* Data excerpts *
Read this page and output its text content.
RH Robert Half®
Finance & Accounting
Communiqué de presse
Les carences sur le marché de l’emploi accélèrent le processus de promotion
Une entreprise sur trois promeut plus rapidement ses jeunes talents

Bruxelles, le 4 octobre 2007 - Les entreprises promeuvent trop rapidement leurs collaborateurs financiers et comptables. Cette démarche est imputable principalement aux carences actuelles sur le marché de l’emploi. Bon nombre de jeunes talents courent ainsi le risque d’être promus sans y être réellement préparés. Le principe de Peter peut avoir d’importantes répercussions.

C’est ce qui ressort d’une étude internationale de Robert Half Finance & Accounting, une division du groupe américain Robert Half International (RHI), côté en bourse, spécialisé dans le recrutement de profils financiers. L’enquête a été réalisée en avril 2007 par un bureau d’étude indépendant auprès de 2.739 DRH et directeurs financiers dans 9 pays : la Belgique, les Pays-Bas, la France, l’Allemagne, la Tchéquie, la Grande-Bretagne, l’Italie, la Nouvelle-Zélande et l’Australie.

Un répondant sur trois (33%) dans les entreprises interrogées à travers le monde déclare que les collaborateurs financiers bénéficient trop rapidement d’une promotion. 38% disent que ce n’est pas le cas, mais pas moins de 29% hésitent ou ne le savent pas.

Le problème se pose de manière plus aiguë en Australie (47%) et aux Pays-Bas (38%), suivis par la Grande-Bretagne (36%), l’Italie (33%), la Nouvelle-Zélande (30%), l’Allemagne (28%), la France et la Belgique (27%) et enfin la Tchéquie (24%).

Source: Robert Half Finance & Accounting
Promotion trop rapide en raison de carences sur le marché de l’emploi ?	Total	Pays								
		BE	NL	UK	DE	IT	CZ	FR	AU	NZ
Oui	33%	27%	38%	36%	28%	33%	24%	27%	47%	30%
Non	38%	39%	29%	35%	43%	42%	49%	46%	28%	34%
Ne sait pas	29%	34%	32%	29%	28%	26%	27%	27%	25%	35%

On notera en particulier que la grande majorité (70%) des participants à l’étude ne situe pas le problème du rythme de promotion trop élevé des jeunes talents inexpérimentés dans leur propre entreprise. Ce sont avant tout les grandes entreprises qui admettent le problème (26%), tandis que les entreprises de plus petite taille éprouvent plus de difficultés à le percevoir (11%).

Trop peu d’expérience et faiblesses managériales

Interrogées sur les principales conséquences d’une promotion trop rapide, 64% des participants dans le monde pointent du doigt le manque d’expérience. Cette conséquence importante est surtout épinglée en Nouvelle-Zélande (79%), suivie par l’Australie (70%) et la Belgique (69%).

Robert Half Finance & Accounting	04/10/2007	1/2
* * *
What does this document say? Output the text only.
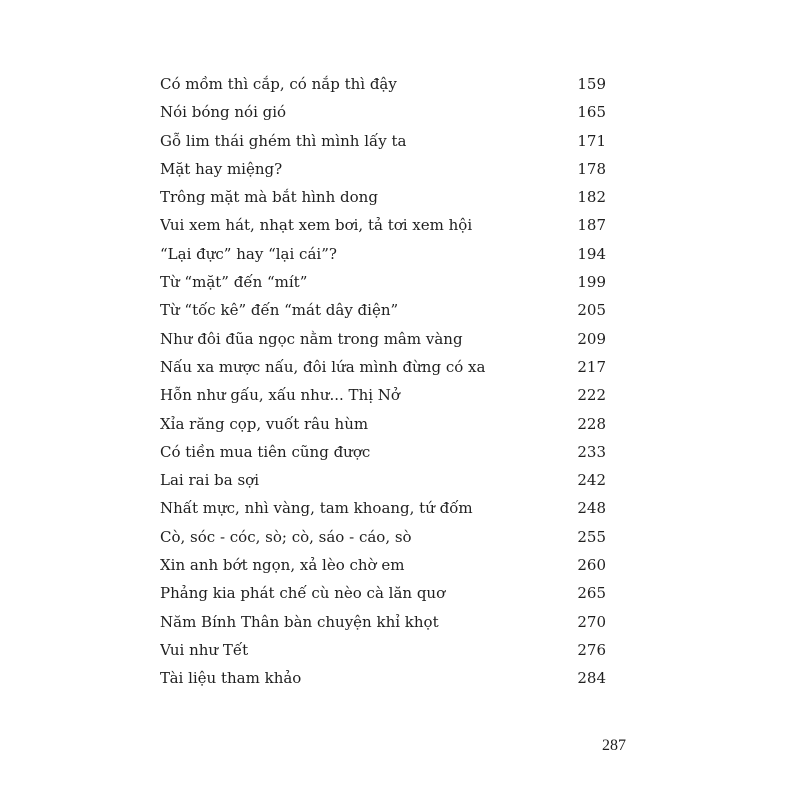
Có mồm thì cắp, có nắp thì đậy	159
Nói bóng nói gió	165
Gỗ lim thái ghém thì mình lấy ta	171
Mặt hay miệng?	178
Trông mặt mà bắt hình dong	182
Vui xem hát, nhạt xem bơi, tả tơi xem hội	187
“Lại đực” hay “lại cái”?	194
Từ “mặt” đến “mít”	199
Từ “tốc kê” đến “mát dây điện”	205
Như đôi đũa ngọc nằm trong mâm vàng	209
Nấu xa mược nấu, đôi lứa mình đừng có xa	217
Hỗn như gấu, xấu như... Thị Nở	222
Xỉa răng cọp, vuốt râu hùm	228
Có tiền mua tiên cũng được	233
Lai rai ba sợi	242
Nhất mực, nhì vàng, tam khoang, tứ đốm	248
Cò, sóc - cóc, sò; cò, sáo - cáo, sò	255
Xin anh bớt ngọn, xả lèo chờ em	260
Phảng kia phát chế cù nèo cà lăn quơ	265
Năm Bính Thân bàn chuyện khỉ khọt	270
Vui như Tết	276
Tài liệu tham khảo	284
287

* Task brief *
Pick out each line above that includes "text" and show it.

* Response for this exercise *
Read this page and output its text content.
What does this document say? Output the text only.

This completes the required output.